(Recorded data)
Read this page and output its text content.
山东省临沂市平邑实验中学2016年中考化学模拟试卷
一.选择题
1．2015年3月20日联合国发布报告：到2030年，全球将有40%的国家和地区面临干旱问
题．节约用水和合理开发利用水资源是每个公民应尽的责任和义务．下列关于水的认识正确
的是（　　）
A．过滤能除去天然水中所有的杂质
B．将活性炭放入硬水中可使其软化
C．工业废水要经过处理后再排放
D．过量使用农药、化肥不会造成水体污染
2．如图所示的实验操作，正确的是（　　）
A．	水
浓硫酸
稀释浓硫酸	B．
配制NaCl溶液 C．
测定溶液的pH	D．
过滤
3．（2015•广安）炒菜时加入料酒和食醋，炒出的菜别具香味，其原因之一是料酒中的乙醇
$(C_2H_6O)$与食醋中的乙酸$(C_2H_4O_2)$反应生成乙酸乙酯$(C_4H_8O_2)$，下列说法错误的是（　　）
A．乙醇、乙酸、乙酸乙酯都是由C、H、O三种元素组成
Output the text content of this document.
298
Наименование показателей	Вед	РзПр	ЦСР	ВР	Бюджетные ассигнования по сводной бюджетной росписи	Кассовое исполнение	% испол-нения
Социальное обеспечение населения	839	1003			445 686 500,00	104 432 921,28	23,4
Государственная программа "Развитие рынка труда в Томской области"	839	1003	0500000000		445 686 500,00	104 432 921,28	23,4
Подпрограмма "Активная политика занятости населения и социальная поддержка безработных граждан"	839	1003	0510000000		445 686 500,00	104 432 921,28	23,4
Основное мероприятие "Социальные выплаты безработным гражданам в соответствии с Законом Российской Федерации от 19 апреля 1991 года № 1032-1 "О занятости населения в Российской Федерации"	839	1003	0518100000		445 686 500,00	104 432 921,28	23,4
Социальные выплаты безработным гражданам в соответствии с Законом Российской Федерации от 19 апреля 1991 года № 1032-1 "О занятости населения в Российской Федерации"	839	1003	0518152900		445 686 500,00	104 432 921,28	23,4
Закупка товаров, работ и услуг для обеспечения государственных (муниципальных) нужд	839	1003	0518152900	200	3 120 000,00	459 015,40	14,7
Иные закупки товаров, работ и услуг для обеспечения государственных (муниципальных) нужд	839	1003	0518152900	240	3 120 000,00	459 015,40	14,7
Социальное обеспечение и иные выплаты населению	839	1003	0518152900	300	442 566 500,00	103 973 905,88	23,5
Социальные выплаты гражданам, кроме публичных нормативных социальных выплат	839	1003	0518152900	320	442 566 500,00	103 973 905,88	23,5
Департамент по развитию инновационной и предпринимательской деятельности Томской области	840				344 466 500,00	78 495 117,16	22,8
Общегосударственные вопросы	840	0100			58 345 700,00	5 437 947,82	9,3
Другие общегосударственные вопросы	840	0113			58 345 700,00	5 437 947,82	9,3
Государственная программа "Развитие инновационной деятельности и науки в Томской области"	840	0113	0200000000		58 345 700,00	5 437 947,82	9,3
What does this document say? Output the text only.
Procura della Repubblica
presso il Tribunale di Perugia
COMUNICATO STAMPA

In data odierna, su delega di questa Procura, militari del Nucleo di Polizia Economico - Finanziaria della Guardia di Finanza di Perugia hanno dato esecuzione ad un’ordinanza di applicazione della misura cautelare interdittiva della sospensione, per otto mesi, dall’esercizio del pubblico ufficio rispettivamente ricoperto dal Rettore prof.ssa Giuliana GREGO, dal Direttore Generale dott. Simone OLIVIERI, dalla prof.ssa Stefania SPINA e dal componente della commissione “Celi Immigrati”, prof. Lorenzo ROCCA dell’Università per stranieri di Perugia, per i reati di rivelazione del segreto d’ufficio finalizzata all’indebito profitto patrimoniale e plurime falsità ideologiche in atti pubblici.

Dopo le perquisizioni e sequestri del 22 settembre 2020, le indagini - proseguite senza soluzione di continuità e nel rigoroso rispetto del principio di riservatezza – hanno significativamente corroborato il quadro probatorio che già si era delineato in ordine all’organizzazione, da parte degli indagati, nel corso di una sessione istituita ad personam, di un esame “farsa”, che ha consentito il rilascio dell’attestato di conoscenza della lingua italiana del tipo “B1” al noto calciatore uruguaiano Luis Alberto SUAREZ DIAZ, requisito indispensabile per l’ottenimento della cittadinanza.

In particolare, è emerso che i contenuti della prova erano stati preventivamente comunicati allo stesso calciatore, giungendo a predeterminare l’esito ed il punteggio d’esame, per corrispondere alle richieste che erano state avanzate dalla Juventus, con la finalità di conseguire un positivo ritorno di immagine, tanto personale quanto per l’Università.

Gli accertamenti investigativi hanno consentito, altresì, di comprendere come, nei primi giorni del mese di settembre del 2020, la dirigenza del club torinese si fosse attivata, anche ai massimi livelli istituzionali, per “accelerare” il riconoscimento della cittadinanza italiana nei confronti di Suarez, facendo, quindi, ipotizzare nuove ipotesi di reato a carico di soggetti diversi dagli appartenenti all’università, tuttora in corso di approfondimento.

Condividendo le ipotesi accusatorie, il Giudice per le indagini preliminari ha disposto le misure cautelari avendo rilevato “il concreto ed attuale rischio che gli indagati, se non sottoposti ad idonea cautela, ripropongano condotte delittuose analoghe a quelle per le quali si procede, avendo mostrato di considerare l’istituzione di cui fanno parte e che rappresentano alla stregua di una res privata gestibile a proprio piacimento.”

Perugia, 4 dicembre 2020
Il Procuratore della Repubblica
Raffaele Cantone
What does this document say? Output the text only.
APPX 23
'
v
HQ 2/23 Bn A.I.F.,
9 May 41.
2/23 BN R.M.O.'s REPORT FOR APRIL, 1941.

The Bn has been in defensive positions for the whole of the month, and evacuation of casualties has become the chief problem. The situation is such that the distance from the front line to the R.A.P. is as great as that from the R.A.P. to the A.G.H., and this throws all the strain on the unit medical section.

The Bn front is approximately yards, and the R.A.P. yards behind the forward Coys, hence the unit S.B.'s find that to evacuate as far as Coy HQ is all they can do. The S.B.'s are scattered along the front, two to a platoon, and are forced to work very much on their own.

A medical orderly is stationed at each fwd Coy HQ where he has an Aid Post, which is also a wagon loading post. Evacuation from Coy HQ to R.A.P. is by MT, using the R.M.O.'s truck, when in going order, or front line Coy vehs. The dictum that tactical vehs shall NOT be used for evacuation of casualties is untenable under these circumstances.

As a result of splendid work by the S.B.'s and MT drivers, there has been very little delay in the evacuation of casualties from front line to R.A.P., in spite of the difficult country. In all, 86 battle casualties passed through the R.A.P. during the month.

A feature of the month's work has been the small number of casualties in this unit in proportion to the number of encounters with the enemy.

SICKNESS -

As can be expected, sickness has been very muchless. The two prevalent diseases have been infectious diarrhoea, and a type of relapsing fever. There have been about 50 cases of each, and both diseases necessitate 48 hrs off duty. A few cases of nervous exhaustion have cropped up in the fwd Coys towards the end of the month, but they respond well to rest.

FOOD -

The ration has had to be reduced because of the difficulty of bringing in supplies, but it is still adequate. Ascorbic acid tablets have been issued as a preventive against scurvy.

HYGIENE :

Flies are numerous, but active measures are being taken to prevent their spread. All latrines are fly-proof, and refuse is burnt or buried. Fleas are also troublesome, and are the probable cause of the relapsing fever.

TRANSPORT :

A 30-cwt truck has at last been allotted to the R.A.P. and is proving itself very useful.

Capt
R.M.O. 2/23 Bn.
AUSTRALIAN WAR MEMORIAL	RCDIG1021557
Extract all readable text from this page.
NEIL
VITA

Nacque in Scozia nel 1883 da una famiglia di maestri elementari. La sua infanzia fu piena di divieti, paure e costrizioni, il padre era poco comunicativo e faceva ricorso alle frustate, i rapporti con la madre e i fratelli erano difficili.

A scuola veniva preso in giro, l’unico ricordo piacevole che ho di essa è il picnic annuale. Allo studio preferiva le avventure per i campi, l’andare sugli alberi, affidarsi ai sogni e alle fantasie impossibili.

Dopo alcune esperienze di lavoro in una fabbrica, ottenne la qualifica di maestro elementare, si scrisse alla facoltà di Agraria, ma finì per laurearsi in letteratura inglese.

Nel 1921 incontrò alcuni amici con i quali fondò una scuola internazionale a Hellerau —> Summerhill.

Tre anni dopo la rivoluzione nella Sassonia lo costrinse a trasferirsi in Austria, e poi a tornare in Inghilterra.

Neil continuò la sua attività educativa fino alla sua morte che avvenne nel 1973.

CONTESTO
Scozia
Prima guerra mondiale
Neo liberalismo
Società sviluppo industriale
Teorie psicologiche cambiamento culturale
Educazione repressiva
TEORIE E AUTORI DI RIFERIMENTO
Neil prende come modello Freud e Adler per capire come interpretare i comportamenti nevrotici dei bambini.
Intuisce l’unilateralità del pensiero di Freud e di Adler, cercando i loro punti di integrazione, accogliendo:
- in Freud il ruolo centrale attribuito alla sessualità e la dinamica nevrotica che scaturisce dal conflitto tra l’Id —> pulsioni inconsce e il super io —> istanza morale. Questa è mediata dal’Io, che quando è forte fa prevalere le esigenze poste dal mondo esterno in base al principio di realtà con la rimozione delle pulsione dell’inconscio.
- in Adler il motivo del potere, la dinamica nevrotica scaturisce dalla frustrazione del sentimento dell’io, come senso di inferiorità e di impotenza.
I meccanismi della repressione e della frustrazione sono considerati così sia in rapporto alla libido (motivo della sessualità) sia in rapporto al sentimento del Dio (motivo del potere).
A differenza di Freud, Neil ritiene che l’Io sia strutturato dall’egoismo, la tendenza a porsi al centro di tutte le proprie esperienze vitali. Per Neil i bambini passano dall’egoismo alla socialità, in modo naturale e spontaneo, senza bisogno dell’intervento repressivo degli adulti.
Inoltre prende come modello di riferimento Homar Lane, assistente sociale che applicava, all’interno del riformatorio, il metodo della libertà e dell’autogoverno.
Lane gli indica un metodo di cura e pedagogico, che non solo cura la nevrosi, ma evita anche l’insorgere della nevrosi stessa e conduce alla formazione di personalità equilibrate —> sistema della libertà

Exercise details
Copy every line of the listing that contains the word "each".

The completed task
A medical orderly is stationed at each fwd Coy HQ where he has an Aid Post, which is also a wagon loading post. Evacuation from Coy HQ to R.A.P. is by MT, using the R.M.O.'s truck, when in going order, or front line Coy vehs. The dictum that tactical vehs shall NOT be used for evacuation of casualties is untenable under these circumstances.
As can be expected, sickness has been very muchless. The two prevalent diseases have been infectious diarrhoea, and a type of relapsing fever. There have been about 50 cases of each, and both diseases necessitate 48 hrs off duty. A few cases of nervous exhaustion have cropped up in the fwd Coys towards the end of the month, but they respond well to rest.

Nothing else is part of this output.